◆ **AIM OF THE TASK**
Search the records for "this" and copy each line that holds it.

┄┄┄┄┄┄┄┄┄┄┄┄┄┄┄┄┄┄┄┄

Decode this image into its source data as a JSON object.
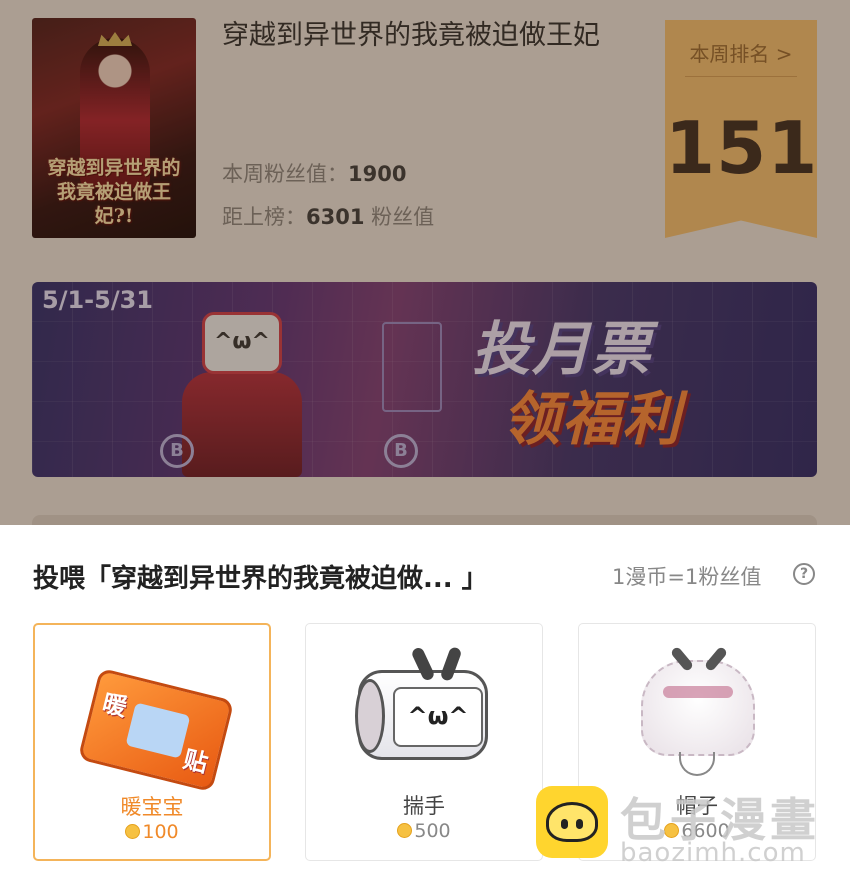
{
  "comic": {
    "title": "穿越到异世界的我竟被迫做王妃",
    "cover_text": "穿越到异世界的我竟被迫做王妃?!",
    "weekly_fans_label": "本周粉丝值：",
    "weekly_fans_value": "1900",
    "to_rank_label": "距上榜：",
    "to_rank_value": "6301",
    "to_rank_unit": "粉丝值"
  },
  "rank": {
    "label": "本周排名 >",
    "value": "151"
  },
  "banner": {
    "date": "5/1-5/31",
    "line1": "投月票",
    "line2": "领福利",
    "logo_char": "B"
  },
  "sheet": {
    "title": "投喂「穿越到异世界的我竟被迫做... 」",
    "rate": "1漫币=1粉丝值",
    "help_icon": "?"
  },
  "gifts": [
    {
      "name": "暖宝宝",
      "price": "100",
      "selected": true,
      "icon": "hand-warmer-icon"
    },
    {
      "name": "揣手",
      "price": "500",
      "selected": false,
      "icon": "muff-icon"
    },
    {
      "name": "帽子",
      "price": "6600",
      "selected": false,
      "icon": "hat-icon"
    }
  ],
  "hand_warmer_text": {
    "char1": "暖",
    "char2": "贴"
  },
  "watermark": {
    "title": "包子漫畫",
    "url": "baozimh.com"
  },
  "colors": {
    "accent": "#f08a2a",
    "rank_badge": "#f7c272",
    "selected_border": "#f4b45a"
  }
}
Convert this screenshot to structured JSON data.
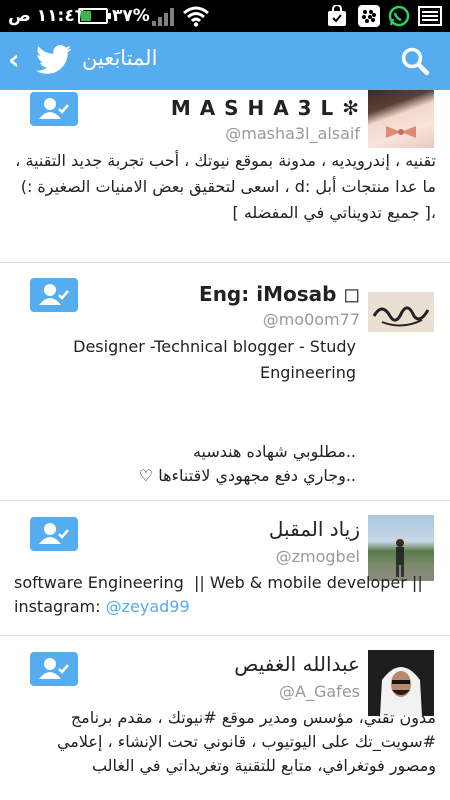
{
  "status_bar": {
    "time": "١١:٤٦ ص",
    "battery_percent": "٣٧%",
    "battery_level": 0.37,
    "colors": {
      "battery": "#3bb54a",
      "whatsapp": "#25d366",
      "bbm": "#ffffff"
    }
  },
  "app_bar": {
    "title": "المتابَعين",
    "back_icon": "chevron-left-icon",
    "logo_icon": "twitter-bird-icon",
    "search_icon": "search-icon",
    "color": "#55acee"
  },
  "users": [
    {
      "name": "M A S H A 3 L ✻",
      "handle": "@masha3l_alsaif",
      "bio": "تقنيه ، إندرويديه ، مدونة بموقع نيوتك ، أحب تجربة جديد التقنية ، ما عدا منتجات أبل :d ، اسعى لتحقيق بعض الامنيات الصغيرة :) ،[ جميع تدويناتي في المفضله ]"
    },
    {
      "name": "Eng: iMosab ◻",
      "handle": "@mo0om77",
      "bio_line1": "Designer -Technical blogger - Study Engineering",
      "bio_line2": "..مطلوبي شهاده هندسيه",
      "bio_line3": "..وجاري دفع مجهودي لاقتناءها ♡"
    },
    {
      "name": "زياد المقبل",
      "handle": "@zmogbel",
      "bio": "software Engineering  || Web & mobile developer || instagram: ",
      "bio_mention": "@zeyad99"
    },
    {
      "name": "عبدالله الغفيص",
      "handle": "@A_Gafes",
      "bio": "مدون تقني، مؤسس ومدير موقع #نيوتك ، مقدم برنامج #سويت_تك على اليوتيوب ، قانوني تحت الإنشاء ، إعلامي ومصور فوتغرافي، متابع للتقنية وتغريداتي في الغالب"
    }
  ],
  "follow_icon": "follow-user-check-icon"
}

┄┄┄┄┄┄┄┄┄┄┄┄┄┄┄┄┄┄┄┄

◆ **WRITTEN SOLUTION**
Decode this image into its source data as a JSON object.
Convert this screenshot to structured JSON data.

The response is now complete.